When you come to a picture, pass over it, and set down the entries below exactly.

Top of DATASET RECORDS

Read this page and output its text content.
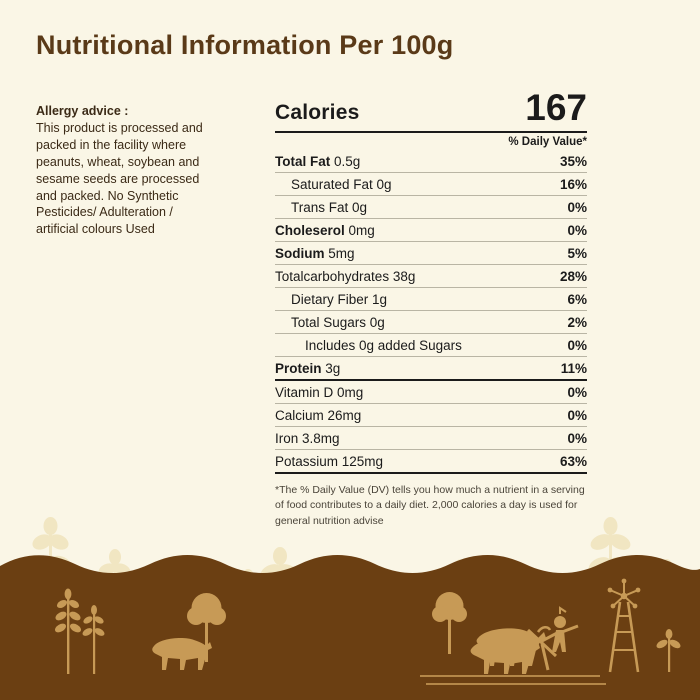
Nutritional Information Per 100g
Allergy advice :
This product is processed and packed in the facility where peanuts, wheat, soybean and sesame seeds are processed and packed. No Synthetic Pesticides/ Adulteration / artificial colours Used
Calories	167
% Daily Value*
Total Fat 0.5g	35%
Saturated Fat 0g	16%
Trans Fat 0g	0%
Choleserol 0mg	0%
Sodium 5mg	5%
Totalcarbohydrates 38g	28%
Dietary Fiber 1g	6%
Total Sugars 0g	2%
Includes 0g added Sugars	0%
Protein 3g	11%
Vitamin D 0mg	0%
Calcium 26mg	0%
Iron 3.8mg	0%
Potassium 125mg	63%
*The % Daily Value (DV) tells you how much a nutrient in a serving of food contributes to a daily diet. 2,000 calories a day is used for general nutrition advise
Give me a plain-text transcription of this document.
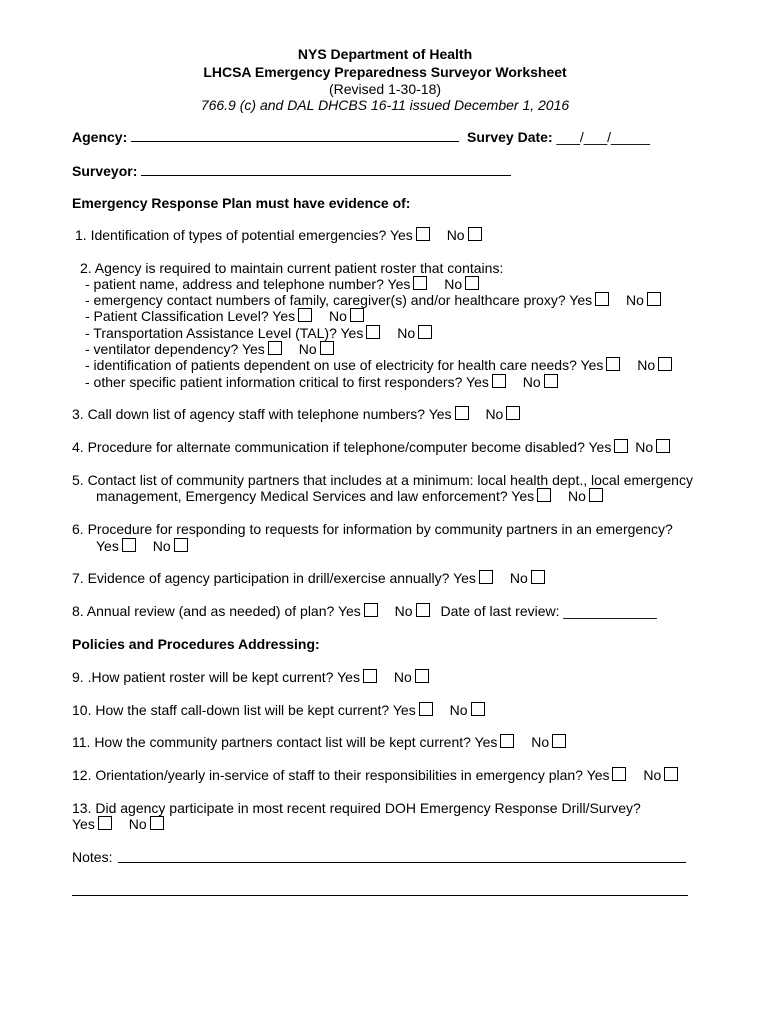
NYS Department of Health
LHCSA Emergency Preparedness Surveyor Worksheet
(Revised 1-30-18)
766.9 (c) and DAL DHCBS 16-11 issued December 1, 2016
Agency:	Survey Date: ___/___/_____
Surveyor:
Emergency Response Plan must have evidence of:
1. Identification of types of potential emergencies? Yes No
2. Agency is required to maintain current patient roster that contains:
- patient name, address and telephone number? Yes No
- emergency contact numbers of family, caregiver(s) and/or healthcare proxy? Yes No
- Patient Classification Level? Yes No
- Transportation Assistance Level (TAL)? Yes No
- ventilator dependency? Yes No
- identification of patients dependent on use of electricity for health care needs? Yes No
- other specific patient information critical to first responders? Yes No
3. Call down list of agency staff with telephone numbers? Yes No
4. Procedure for alternate communication if telephone/computer become disabled? Yes No
5. Contact list of community partners that includes at a minimum: local health dept., local emergency
management, Emergency Medical Services and law enforcement? Yes No
6. Procedure for responding to requests for information by community partners in an emergency?
Yes No
7. Evidence of agency participation in drill/exercise annually? Yes No
8. Annual review (and as needed) of plan? Yes No Date of last review: ____________
Policies and Procedures Addressing:
9. .How patient roster will be kept current? Yes No
10. How the staff call-down list will be kept current? Yes No
11. How the community partners contact list will be kept current? Yes No
12. Orientation/yearly in-service of staff to their responsibilities in emergency plan? Yes No
13. Did agency participate in most recent required DOH Emergency Response Drill/Survey?
Yes No
Notes:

Bottom of DATASET RECORDS

» ANSWER FOR THIS EXERCISE
Read this page and output its text content.
Nutritional Information Per 100g
Allergy advice :
This product is processed and packed in the facility where peanuts, wheat, soybean and sesame seeds are processed and packed. No Synthetic Pesticides/ Adulteration / artificial colours Used
Calories	167
% Daily Value*
Total Fat 0.5g	35%
Saturated Fat 0g	16%
Trans Fat 0g	0%
Choleserol 0mg	0%
Sodium 5mg	5%
Totalcarbohydrates 38g	28%
Dietary Fiber 1g	6%
Total Sugars 0g	2%
Includes 0g added Sugars	0%
Protein 3g	11%
Vitamin D 0mg	0%
Calcium 26mg	0%
Iron 3.8mg	0%
Potassium 125mg	63%
*The % Daily Value (DV) tells you how much a nutrient in a serving of food contributes to a daily diet. 2,000 calories a day is used for general nutrition advise
Give me a plain-text transcription of this document.
NYS Department of Health
LHCSA Emergency Preparedness Surveyor Worksheet
(Revised 1-30-18)
766.9 (c) and DAL DHCBS 16-11 issued December 1, 2016
Agency:	Survey Date: ___/___/_____
Surveyor:
Emergency Response Plan must have evidence of:
1. Identification of types of potential emergencies? Yes No
2. Agency is required to maintain current patient roster that contains:
- patient name, address and telephone number? Yes No
- emergency contact numbers of family, caregiver(s) and/or healthcare proxy? Yes No
- Patient Classification Level? Yes No
- Transportation Assistance Level (TAL)? Yes No
- ventilator dependency? Yes No
- identification of patients dependent on use of electricity for health care needs? Yes No
- other specific patient information critical to first responders? Yes No
3. Call down list of agency staff with telephone numbers? Yes No
4. Procedure for alternate communication if telephone/computer become disabled? Yes No
5. Contact list of community partners that includes at a minimum: local health dept., local emergency
management, Emergency Medical Services and law enforcement? Yes No
6. Procedure for responding to requests for information by community partners in an emergency?
Yes No
7. Evidence of agency participation in drill/exercise annually? Yes No
8. Annual review (and as needed) of plan? Yes No Date of last review: ____________
Policies and Procedures Addressing:
9. .How patient roster will be kept current? Yes No
10. How the staff call-down list will be kept current? Yes No
11. How the community partners contact list will be kept current? Yes No
12. Orientation/yearly in-service of staff to their responsibilities in emergency plan? Yes No
13. Did agency participate in most recent required DOH Emergency Response Drill/Survey?
Yes No
Notes:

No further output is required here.